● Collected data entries

━━━━━━━━━━━━━━━━━━━━

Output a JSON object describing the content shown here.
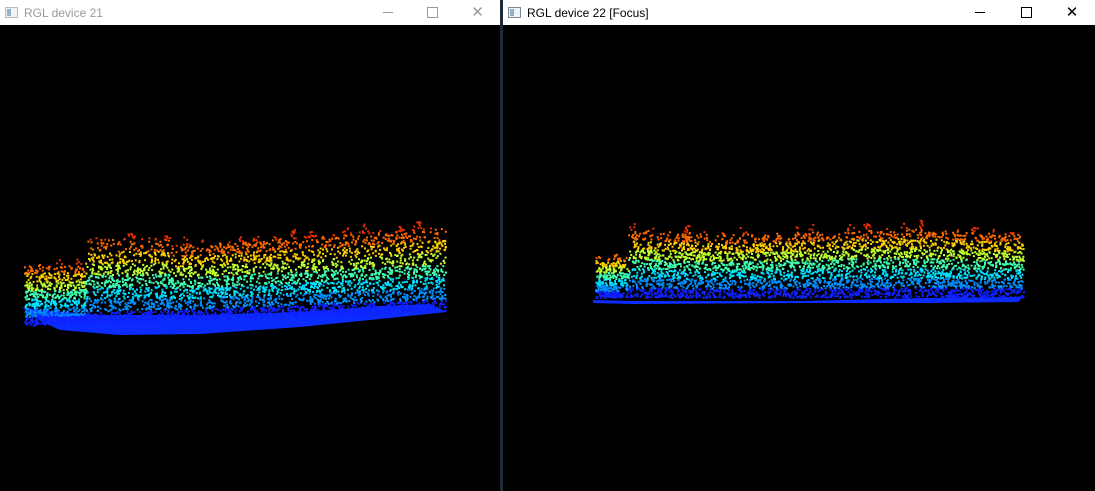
{
  "windows": [
    {
      "title": "RGL device 21",
      "focused": false,
      "controls": {
        "minimize": "minimize-icon",
        "maximize": "maximize-icon",
        "close": "close-icon"
      }
    },
    {
      "title": "RGL device 22 [Focus]",
      "focused": true,
      "controls": {
        "minimize": "minimize-icon",
        "maximize": "maximize-icon",
        "close": "close-icon"
      }
    }
  ],
  "colors": {
    "background": "#000000",
    "titlebar": "#ffffff",
    "window_divider": "#1d2b3a",
    "height_ramp": [
      "#1020ff",
      "#0090ff",
      "#00e0ff",
      "#40ffb0",
      "#c0ff30",
      "#ffd000",
      "#ff6a00",
      "#e83000"
    ]
  }
}
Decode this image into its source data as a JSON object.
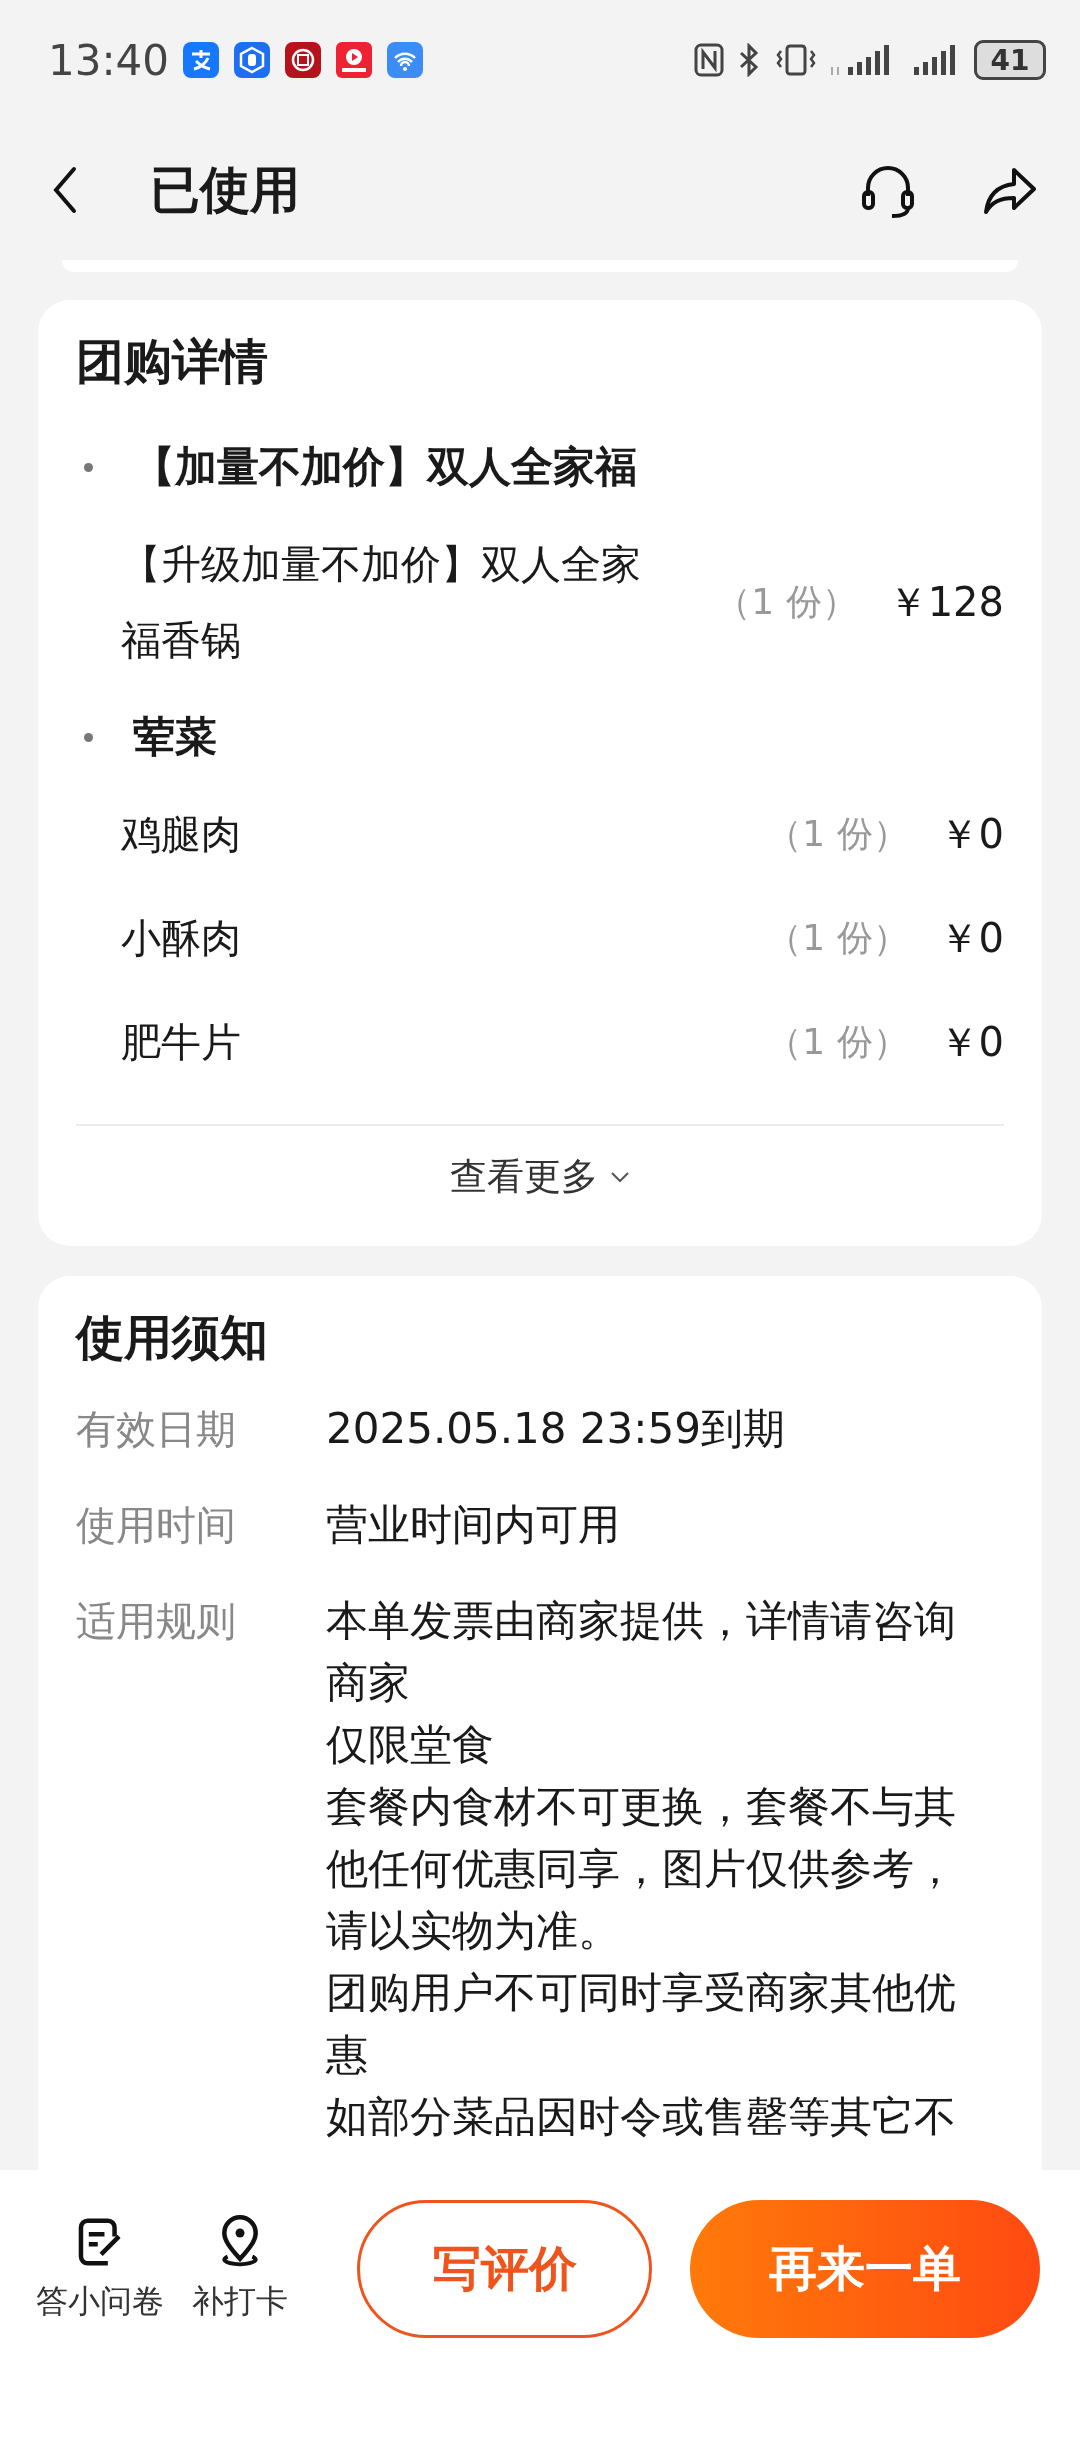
{
  "status_bar": {
    "time": "13:40",
    "battery": "41"
  },
  "header": {
    "title": "已使用"
  },
  "deal_card": {
    "title": "团购详情",
    "groups": [
      {
        "name": "【加量不加价】双人全家福",
        "items": [
          {
            "name": "【升级加量不加价】双人全家福香锅",
            "quantity": "（1 份）",
            "price": "￥128"
          }
        ]
      },
      {
        "name": "荤菜",
        "items": [
          {
            "name": "鸡腿肉",
            "quantity": "（1 份）",
            "price": "￥0"
          },
          {
            "name": "小酥肉",
            "quantity": "（1 份）",
            "price": "￥0"
          },
          {
            "name": "肥牛片",
            "quantity": "（1 份）",
            "price": "￥0"
          }
        ]
      }
    ],
    "more": "查看更多"
  },
  "notice_card": {
    "title": "使用须知",
    "rows": [
      {
        "label": "有效日期",
        "lines": [
          "2025.05.18 23:59到期"
        ]
      },
      {
        "label": "使用时间",
        "lines": [
          "营业时间内可用"
        ]
      },
      {
        "label": "适用规则",
        "lines": [
          "本单发票由商家提供，详情请咨询商家",
          "仅限堂食",
          "套餐内食材不可更换，套餐不与其他任何优惠同享，图片仅供参考，请以实物为准。",
          "团购用户不可同时享受商家其他优惠",
          "如部分菜品因时令或售罄等其它不"
        ]
      }
    ]
  },
  "bottom_bar": {
    "actions": [
      {
        "kind": "survey",
        "label": "答小问卷"
      },
      {
        "kind": "checkin",
        "label": "补打卡"
      }
    ],
    "buttons": [
      {
        "kind": "outline",
        "label": "写评价"
      },
      {
        "kind": "filled",
        "label": "再来一单"
      }
    ]
  }
}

━━━━━━━━━━━━━━━━━━━━

● Problem requirements
Search the listing for the string "JSON". Copy each line where it turns up.

● Result for this exercise
Output a JSON object describing the content shown here.
Decode this image into its source data as a JSON object.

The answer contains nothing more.